TASK DETAILS:
Each record must be retyped in full. No character may differ.

Dataset listings of figures:

_ _ _ _ _ _ _

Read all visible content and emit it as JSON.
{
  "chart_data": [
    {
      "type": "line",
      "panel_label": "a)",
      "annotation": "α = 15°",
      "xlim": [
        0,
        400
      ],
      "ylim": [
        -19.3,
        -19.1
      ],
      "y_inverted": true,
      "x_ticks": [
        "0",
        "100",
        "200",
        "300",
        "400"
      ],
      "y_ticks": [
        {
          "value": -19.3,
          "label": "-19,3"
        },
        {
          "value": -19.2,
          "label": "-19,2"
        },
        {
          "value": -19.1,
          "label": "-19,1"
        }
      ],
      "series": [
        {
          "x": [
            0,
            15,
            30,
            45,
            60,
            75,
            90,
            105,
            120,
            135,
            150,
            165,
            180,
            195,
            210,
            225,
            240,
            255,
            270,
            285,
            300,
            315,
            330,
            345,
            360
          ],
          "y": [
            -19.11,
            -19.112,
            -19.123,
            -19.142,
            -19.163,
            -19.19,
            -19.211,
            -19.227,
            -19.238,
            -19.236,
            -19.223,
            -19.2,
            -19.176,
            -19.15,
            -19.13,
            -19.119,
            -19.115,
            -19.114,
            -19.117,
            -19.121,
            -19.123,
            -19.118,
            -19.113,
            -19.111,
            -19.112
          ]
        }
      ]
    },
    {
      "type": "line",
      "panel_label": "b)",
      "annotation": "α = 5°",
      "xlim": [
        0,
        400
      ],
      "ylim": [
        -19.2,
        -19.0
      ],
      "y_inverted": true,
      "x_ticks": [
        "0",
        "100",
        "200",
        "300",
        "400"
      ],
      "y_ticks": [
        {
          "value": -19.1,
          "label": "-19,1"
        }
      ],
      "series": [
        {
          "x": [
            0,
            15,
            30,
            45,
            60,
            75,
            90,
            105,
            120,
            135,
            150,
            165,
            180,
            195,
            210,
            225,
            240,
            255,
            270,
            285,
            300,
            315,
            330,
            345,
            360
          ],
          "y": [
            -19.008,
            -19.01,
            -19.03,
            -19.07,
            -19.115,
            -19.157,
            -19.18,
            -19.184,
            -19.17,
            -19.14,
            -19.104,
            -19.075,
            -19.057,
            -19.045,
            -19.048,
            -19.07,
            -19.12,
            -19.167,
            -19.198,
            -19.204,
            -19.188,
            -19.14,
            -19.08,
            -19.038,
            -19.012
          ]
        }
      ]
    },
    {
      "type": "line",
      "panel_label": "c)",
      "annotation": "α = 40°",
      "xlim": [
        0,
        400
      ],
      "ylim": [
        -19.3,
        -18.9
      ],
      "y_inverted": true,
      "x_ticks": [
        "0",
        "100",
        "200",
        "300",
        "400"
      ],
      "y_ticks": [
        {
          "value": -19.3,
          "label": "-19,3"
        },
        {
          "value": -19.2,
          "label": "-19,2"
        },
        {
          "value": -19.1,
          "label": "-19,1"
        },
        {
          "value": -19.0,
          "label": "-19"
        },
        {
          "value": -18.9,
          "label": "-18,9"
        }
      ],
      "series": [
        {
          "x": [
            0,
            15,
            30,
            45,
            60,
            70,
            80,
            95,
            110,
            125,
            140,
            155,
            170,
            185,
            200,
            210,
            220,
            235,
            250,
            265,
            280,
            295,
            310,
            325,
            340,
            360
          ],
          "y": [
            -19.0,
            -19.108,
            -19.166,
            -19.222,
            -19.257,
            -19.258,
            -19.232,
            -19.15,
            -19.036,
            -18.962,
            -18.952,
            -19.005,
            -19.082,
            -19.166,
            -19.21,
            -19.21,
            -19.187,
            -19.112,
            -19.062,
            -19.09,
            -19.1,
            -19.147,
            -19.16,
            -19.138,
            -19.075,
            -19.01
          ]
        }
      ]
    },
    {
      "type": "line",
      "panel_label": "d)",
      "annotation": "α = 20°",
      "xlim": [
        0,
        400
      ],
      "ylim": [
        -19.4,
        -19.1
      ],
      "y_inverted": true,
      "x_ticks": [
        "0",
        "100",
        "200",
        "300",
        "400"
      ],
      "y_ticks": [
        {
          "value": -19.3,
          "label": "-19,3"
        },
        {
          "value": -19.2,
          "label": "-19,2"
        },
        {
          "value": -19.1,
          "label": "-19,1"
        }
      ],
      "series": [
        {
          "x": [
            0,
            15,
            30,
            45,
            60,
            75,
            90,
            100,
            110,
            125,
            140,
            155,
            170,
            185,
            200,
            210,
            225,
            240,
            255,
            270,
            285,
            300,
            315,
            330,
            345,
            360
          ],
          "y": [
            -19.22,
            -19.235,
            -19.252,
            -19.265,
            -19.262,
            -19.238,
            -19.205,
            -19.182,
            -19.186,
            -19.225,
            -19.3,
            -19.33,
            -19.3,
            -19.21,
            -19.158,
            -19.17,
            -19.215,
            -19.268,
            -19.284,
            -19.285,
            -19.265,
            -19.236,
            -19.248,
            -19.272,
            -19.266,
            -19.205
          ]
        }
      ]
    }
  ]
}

_ _ _ _ _ _ _

THE ANSWER:
Read all visible content and emit it as JSON.
{
  "chart_data": [
    {
      "type": "line",
      "panel_label": "a)",
      "annotation": "α = 15°",
      "xlim": [
        0,
        400
      ],
      "ylim": [
        -19.3,
        -19.1
      ],
      "y_inverted": true,
      "x_ticks": [
        "0",
        "100",
        "200",
        "300",
        "400"
      ],
      "y_ticks": [
        {
          "value": -19.3,
          "label": "-19,3"
        },
        {
          "value": -19.2,
          "label": "-19,2"
        },
        {
          "value": -19.1,
          "label": "-19,1"
        }
      ],
      "series": [
        {
          "x": [
            0,
            15,
            30,
            45,
            60,
            75,
            90,
            105,
            120,
            135,
            150,
            165,
            180,
            195,
            210,
            225,
            240,
            255,
            270,
            285,
            300,
            315,
            330,
            345,
            360
          ],
          "y": [
            -19.11,
            -19.112,
            -19.123,
            -19.142,
            -19.163,
            -19.19,
            -19.211,
            -19.227,
            -19.238,
            -19.236,
            -19.223,
            -19.2,
            -19.176,
            -19.15,
            -19.13,
            -19.119,
            -19.115,
            -19.114,
            -19.117,
            -19.121,
            -19.123,
            -19.118,
            -19.113,
            -19.111,
            -19.112
          ]
        }
      ]
    },
    {
      "type": "line",
      "panel_label": "b)",
      "annotation": "α = 5°",
      "xlim": [
        0,
        400
      ],
      "ylim": [
        -19.2,
        -19.0
      ],
      "y_inverted": true,
      "x_ticks": [
        "0",
        "100",
        "200",
        "300",
        "400"
      ],
      "y_ticks": [
        {
          "value": -19.1,
          "label": "-19,1"
        }
      ],
      "series": [
        {
          "x": [
            0,
            15,
            30,
            45,
            60,
            75,
            90,
            105,
            120,
            135,
            150,
            165,
            180,
            195,
            210,
            225,
            240,
            255,
            270,
            285,
            300,
            315,
            330,
            345,
            360
          ],
          "y": [
            -19.008,
            -19.01,
            -19.03,
            -19.07,
            -19.115,
            -19.157,
            -19.18,
            -19.184,
            -19.17,
            -19.14,
            -19.104,
            -19.075,
            -19.057,
            -19.045,
            -19.048,
            -19.07,
            -19.12,
            -19.167,
            -19.198,
            -19.204,
            -19.188,
            -19.14,
            -19.08,
            -19.038,
            -19.012
          ]
        }
      ]
    },
    {
      "type": "line",
      "panel_label": "c)",
      "annotation": "α = 40°",
      "xlim": [
        0,
        400
      ],
      "ylim": [
        -19.3,
        -18.9
      ],
      "y_inverted": true,
      "x_ticks": [
        "0",
        "100",
        "200",
        "300",
        "400"
      ],
      "y_ticks": [
        {
          "value": -19.3,
          "label": "-19,3"
        },
        {
          "value": -19.2,
          "label": "-19,2"
        },
        {
          "value": -19.1,
          "label": "-19,1"
        },
        {
          "value": -19.0,
          "label": "-19"
        },
        {
          "value": -18.9,
          "label": "-18,9"
        }
      ],
      "series": [
        {
          "x": [
            0,
            15,
            30,
            45,
            60,
            70,
            80,
            95,
            110,
            125,
            140,
            155,
            170,
            185,
            200,
            210,
            220,
            235,
            250,
            265,
            280,
            295,
            310,
            325,
            340,
            360
          ],
          "y": [
            -19.0,
            -19.108,
            -19.166,
            -19.222,
            -19.257,
            -19.258,
            -19.232,
            -19.15,
            -19.036,
            -18.962,
            -18.952,
            -19.005,
            -19.082,
            -19.166,
            -19.21,
            -19.21,
            -19.187,
            -19.112,
            -19.062,
            -19.09,
            -19.1,
            -19.147,
            -19.16,
            -19.138,
            -19.075,
            -19.01
          ]
        }
      ]
    },
    {
      "type": "line",
      "panel_label": "d)",
      "annotation": "α = 20°",
      "xlim": [
        0,
        400
      ],
      "ylim": [
        -19.4,
        -19.1
      ],
      "y_inverted": true,
      "x_ticks": [
        "0",
        "100",
        "200",
        "300",
        "400"
      ],
      "y_ticks": [
        {
          "value": -19.3,
          "label": "-19,3"
        },
        {
          "value": -19.2,
          "label": "-19,2"
        },
        {
          "value": -19.1,
          "label": "-19,1"
        }
      ],
      "series": [
        {
          "x": [
            0,
            15,
            30,
            45,
            60,
            75,
            90,
            100,
            110,
            125,
            140,
            155,
            170,
            185,
            200,
            210,
            225,
            240,
            255,
            270,
            285,
            300,
            315,
            330,
            345,
            360
          ],
          "y": [
            -19.22,
            -19.235,
            -19.252,
            -19.265,
            -19.262,
            -19.238,
            -19.205,
            -19.182,
            -19.186,
            -19.225,
            -19.3,
            -19.33,
            -19.3,
            -19.21,
            -19.158,
            -19.17,
            -19.215,
            -19.268,
            -19.284,
            -19.285,
            -19.265,
            -19.236,
            -19.248,
            -19.272,
            -19.266,
            -19.205
          ]
        }
      ]
    }
  ]
}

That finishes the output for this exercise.